Stored items
■ ■ ■

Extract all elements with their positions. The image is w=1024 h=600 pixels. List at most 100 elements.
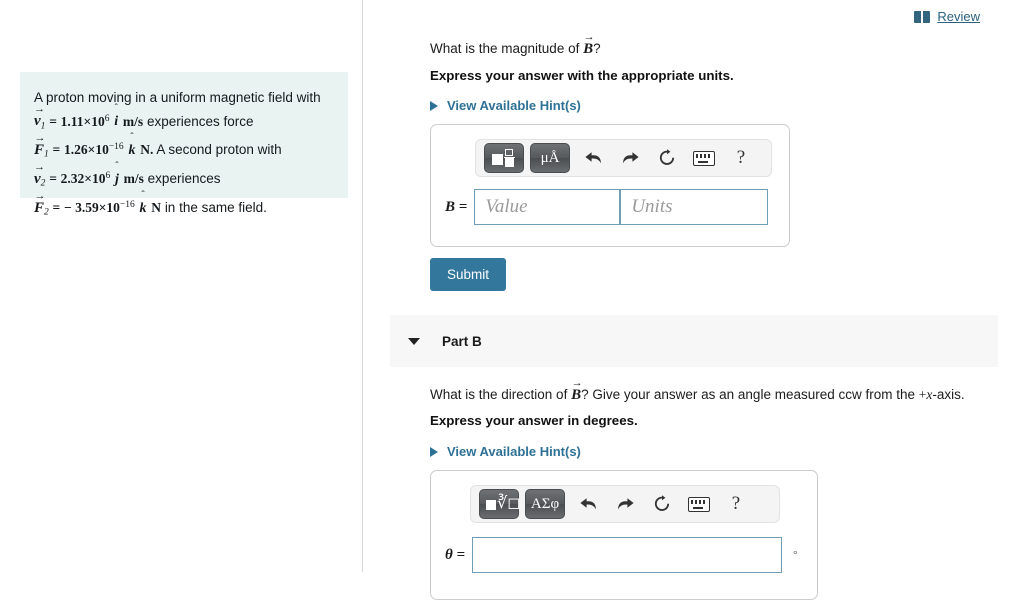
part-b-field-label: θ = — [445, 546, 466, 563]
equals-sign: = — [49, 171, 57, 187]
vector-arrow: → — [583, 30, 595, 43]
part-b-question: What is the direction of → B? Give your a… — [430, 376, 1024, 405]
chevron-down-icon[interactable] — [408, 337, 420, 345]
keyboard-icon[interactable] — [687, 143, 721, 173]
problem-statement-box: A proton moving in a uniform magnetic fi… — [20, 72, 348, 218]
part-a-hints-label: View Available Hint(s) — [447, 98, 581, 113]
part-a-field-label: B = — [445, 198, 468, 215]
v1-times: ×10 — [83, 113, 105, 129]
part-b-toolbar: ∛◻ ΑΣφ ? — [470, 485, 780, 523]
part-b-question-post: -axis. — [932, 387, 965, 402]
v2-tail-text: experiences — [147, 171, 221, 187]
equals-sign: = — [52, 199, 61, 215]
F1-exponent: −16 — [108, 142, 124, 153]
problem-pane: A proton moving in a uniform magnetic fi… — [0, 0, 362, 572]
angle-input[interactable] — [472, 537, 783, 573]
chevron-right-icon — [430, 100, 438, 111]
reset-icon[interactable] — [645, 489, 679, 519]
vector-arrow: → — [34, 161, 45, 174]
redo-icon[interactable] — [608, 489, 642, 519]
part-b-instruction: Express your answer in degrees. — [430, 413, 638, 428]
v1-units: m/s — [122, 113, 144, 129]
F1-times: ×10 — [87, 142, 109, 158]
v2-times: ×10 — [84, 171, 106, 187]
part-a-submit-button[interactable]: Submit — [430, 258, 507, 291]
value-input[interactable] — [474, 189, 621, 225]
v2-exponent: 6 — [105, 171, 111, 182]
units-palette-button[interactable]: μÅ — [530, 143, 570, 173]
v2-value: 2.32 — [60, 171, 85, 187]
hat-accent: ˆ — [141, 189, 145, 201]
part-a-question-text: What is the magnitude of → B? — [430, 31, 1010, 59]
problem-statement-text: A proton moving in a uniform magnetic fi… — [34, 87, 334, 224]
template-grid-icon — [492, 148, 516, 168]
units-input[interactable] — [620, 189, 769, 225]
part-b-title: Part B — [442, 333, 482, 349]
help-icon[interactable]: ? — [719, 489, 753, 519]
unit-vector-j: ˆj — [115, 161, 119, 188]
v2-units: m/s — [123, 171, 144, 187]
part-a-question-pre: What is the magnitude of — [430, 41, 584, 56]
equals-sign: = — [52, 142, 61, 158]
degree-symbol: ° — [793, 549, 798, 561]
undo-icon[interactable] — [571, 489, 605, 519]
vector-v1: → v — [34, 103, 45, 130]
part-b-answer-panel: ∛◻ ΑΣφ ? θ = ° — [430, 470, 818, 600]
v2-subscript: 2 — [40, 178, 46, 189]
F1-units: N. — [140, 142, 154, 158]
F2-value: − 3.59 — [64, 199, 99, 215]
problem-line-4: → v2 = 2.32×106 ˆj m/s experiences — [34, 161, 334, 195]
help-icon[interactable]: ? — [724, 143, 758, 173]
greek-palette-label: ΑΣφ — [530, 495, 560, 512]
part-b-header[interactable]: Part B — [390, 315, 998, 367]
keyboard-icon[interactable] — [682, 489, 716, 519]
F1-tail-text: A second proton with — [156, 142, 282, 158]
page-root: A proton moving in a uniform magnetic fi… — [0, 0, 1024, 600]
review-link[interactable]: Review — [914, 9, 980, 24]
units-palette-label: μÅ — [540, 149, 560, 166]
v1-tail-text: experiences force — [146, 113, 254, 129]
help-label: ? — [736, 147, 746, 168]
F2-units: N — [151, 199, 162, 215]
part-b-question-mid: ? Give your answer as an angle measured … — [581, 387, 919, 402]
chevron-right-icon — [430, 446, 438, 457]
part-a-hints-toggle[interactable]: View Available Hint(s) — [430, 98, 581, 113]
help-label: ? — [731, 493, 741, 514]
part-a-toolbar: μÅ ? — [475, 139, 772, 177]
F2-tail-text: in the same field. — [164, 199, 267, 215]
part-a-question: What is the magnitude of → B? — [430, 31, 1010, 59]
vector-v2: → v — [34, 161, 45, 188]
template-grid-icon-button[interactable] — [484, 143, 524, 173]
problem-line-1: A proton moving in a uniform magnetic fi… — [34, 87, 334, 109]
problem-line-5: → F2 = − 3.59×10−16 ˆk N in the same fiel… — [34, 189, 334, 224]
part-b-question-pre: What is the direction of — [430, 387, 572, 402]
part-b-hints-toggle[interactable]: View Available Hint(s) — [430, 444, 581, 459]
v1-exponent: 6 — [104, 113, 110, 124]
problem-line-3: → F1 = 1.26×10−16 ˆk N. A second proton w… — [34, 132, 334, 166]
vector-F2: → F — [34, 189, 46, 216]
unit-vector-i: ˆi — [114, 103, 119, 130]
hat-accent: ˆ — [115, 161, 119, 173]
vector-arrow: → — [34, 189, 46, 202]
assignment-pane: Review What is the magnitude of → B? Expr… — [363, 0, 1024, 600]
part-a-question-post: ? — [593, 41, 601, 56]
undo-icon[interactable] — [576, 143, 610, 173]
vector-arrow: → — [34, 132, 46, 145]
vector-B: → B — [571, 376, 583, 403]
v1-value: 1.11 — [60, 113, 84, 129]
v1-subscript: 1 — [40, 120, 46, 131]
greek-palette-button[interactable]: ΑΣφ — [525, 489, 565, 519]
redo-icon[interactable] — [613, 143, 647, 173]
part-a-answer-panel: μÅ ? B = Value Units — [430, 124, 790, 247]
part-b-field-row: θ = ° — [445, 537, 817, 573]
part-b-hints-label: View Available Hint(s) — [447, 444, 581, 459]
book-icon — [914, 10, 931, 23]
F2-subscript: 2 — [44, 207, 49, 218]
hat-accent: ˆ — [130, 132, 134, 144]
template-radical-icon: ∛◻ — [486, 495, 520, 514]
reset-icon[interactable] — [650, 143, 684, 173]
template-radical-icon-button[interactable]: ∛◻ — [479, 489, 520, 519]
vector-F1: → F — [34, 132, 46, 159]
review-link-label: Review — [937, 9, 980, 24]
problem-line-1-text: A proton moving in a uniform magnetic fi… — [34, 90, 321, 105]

■ ■ ■

> [Task requirements]: How many lines in the data above contain the string "second", counting only matches with the same case? Reply with the number alone.

> [Worked solution]: 2